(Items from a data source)
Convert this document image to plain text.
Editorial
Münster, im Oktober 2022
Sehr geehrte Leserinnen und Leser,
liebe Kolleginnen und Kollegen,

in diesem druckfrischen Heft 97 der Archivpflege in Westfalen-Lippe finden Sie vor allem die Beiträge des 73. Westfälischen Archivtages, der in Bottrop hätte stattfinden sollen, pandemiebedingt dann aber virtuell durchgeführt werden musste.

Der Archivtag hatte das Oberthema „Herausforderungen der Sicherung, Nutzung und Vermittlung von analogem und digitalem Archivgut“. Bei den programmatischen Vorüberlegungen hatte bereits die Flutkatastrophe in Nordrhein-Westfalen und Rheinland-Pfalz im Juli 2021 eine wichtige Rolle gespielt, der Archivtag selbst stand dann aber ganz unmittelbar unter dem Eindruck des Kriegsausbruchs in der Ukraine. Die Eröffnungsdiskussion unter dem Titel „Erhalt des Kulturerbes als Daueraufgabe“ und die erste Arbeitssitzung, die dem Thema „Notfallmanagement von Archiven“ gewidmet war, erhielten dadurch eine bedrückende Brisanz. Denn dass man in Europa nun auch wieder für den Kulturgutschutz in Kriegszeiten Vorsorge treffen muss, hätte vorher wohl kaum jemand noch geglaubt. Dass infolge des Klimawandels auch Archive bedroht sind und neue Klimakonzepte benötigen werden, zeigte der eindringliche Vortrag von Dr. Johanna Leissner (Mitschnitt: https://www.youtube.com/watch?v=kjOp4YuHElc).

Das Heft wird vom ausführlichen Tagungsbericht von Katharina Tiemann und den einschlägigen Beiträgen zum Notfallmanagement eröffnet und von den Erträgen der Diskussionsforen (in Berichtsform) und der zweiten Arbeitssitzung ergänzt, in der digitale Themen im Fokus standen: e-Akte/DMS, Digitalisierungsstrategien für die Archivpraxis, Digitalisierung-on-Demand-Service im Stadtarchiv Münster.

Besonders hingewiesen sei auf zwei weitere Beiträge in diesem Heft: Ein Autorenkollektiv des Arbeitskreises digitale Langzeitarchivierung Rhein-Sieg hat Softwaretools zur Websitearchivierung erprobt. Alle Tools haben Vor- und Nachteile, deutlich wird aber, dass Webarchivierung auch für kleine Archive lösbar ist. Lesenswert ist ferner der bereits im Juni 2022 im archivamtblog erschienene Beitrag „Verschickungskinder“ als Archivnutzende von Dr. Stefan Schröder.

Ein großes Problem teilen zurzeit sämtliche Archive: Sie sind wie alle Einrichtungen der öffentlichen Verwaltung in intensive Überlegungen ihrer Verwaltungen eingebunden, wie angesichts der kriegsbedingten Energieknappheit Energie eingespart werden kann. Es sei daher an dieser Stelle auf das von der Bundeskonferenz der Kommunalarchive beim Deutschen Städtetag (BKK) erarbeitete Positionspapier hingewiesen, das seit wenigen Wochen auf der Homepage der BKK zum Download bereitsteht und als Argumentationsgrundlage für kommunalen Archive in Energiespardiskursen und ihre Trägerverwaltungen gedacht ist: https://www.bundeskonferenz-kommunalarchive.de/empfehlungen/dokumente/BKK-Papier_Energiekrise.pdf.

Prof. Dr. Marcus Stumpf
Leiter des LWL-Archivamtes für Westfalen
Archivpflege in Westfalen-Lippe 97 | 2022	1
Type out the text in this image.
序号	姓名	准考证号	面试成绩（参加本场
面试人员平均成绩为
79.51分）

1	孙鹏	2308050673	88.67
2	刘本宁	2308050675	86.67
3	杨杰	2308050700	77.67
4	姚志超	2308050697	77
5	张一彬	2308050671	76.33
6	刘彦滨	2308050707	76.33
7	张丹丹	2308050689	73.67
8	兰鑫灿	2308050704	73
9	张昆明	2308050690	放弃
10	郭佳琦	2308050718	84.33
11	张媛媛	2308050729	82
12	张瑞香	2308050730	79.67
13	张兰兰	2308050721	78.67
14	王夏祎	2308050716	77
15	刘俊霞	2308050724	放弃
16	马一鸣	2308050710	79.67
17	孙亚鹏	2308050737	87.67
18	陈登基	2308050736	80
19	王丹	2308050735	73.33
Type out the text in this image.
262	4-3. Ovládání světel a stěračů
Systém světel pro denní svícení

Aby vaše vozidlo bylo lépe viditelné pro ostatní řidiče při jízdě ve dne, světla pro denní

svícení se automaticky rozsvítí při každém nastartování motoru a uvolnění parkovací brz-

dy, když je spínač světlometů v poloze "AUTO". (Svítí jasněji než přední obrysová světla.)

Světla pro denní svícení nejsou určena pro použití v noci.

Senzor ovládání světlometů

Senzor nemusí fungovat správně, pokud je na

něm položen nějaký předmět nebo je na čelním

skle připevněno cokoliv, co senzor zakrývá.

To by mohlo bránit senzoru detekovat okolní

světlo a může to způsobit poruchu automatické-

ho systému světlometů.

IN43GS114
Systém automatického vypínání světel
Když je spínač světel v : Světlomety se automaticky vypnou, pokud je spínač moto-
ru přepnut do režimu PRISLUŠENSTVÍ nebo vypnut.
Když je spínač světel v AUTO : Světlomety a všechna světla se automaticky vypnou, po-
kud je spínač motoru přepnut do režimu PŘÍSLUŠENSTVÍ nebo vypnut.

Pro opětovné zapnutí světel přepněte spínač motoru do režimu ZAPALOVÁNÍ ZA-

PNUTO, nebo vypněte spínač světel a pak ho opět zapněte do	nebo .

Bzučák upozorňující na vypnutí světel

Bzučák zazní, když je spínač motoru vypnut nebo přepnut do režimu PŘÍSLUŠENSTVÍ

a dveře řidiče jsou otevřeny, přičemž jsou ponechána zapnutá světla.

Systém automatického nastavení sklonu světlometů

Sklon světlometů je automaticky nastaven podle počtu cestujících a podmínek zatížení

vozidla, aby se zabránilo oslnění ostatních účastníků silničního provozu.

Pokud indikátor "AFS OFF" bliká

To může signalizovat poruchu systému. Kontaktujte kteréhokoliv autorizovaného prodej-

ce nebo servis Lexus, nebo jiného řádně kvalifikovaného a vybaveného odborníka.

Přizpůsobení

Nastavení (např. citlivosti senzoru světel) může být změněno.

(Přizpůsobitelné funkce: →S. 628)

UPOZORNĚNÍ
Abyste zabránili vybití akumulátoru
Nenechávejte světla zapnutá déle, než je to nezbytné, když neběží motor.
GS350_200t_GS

WHAT YOU WILL DO:
Copy each record from above without leaving any out.

RESPONSE TO THIS EXERCISE:
Convert this document image to plain text.
Editorial
Münster, im Oktober 2022
Sehr geehrte Leserinnen und Leser,
liebe Kolleginnen und Kollegen,

in diesem druckfrischen Heft 97 der Archivpflege in Westfalen-Lippe finden Sie vor allem die Beiträge des 73. Westfälischen Archivtages, der in Bottrop hätte stattfinden sollen, pandemiebedingt dann aber virtuell durchgeführt werden musste.

Der Archivtag hatte das Oberthema „Herausforderungen der Sicherung, Nutzung und Vermittlung von analogem und digitalem Archivgut“. Bei den programmatischen Vorüberlegungen hatte bereits die Flutkatastrophe in Nordrhein-Westfalen und Rheinland-Pfalz im Juli 2021 eine wichtige Rolle gespielt, der Archivtag selbst stand dann aber ganz unmittelbar unter dem Eindruck des Kriegsausbruchs in der Ukraine. Die Eröffnungsdiskussion unter dem Titel „Erhalt des Kulturerbes als Daueraufgabe“ und die erste Arbeitssitzung, die dem Thema „Notfallmanagement von Archiven“ gewidmet war, erhielten dadurch eine bedrückende Brisanz. Denn dass man in Europa nun auch wieder für den Kulturgutschutz in Kriegszeiten Vorsorge treffen muss, hätte vorher wohl kaum jemand noch geglaubt. Dass infolge des Klimawandels auch Archive bedroht sind und neue Klimakonzepte benötigen werden, zeigte der eindringliche Vortrag von Dr. Johanna Leissner (Mitschnitt: https://www.youtube.com/watch?v=kjOp4YuHElc).

Das Heft wird vom ausführlichen Tagungsbericht von Katharina Tiemann und den einschlägigen Beiträgen zum Notfallmanagement eröffnet und von den Erträgen der Diskussionsforen (in Berichtsform) und der zweiten Arbeitssitzung ergänzt, in der digitale Themen im Fokus standen: e-Akte/DMS, Digitalisierungsstrategien für die Archivpraxis, Digitalisierung-on-Demand-Service im Stadtarchiv Münster.

Besonders hingewiesen sei auf zwei weitere Beiträge in diesem Heft: Ein Autorenkollektiv des Arbeitskreises digitale Langzeitarchivierung Rhein-Sieg hat Softwaretools zur Websitearchivierung erprobt. Alle Tools haben Vor- und Nachteile, deutlich wird aber, dass Webarchivierung auch für kleine Archive lösbar ist. Lesenswert ist ferner der bereits im Juni 2022 im archivamtblog erschienene Beitrag „Verschickungskinder“ als Archivnutzende von Dr. Stefan Schröder.

Ein großes Problem teilen zurzeit sämtliche Archive: Sie sind wie alle Einrichtungen der öffentlichen Verwaltung in intensive Überlegungen ihrer Verwaltungen eingebunden, wie angesichts der kriegsbedingten Energieknappheit Energie eingespart werden kann. Es sei daher an dieser Stelle auf das von der Bundeskonferenz der Kommunalarchive beim Deutschen Städtetag (BKK) erarbeitete Positionspapier hingewiesen, das seit wenigen Wochen auf der Homepage der BKK zum Download bereitsteht und als Argumentationsgrundlage für kommunalen Archive in Energiespardiskursen und ihre Trägerverwaltungen gedacht ist: https://www.bundeskonferenz-kommunalarchive.de/empfehlungen/dokumente/BKK-Papier_Energiekrise.pdf.

Prof. Dr. Marcus Stumpf
Leiter des LWL-Archivamtes für Westfalen
Archivpflege in Westfalen-Lippe 97 | 2022	1
Type out the text in this image.
序号	姓名	准考证号	面试成绩（参加本场
面试人员平均成绩为
79.51分）

1	孙鹏	2308050673	88.67
2	刘本宁	2308050675	86.67
3	杨杰	2308050700	77.67
4	姚志超	2308050697	77
5	张一彬	2308050671	76.33
6	刘彦滨	2308050707	76.33
7	张丹丹	2308050689	73.67
8	兰鑫灿	2308050704	73
9	张昆明	2308050690	放弃
10	郭佳琦	2308050718	84.33
11	张媛媛	2308050729	82
12	张瑞香	2308050730	79.67
13	张兰兰	2308050721	78.67
14	王夏祎	2308050716	77
15	刘俊霞	2308050724	放弃
16	马一鸣	2308050710	79.67
17	孙亚鹏	2308050737	87.67
18	陈登基	2308050736	80
19	王丹	2308050735	73.33
Type out the text in this image.
262	4-3. Ovládání světel a stěračů
Systém světel pro denní svícení

Aby vaše vozidlo bylo lépe viditelné pro ostatní řidiče při jízdě ve dne, světla pro denní

svícení se automaticky rozsvítí při každém nastartování motoru a uvolnění parkovací brz-

dy, když je spínač světlometů v poloze "AUTO". (Svítí jasněji než přední obrysová světla.)

Světla pro denní svícení nejsou určena pro použití v noci.

Senzor ovládání světlometů

Senzor nemusí fungovat správně, pokud je na

něm položen nějaký předmět nebo je na čelním

skle připevněno cokoliv, co senzor zakrývá.

To by mohlo bránit senzoru detekovat okolní

světlo a může to způsobit poruchu automatické-

ho systému světlometů.

IN43GS114
Systém automatického vypínání světel
Když je spínač světel v : Světlomety se automaticky vypnou, pokud je spínač moto-
ru přepnut do režimu PRISLUŠENSTVÍ nebo vypnut.
Když je spínač světel v AUTO : Světlomety a všechna světla se automaticky vypnou, po-
kud je spínač motoru přepnut do režimu PŘÍSLUŠENSTVÍ nebo vypnut.

Pro opětovné zapnutí světel přepněte spínač motoru do režimu ZAPALOVÁNÍ ZA-

PNUTO, nebo vypněte spínač světel a pak ho opět zapněte do	nebo .

Bzučák upozorňující na vypnutí světel

Bzučák zazní, když je spínač motoru vypnut nebo přepnut do režimu PŘÍSLUŠENSTVÍ

a dveře řidiče jsou otevřeny, přičemž jsou ponechána zapnutá světla.

Systém automatického nastavení sklonu světlometů

Sklon světlometů je automaticky nastaven podle počtu cestujících a podmínek zatížení

vozidla, aby se zabránilo oslnění ostatních účastníků silničního provozu.

Pokud indikátor "AFS OFF" bliká

To může signalizovat poruchu systému. Kontaktujte kteréhokoliv autorizovaného prodej-

ce nebo servis Lexus, nebo jiného řádně kvalifikovaného a vybaveného odborníka.

Přizpůsobení

Nastavení (např. citlivosti senzoru světel) může být změněno.

(Přizpůsobitelné funkce: →S. 628)

UPOZORNĚNÍ
Abyste zabránili vybití akumulátoru
Nenechávejte světla zapnutá déle, než je to nezbytné, když neběží motor.
GS350_200t_GS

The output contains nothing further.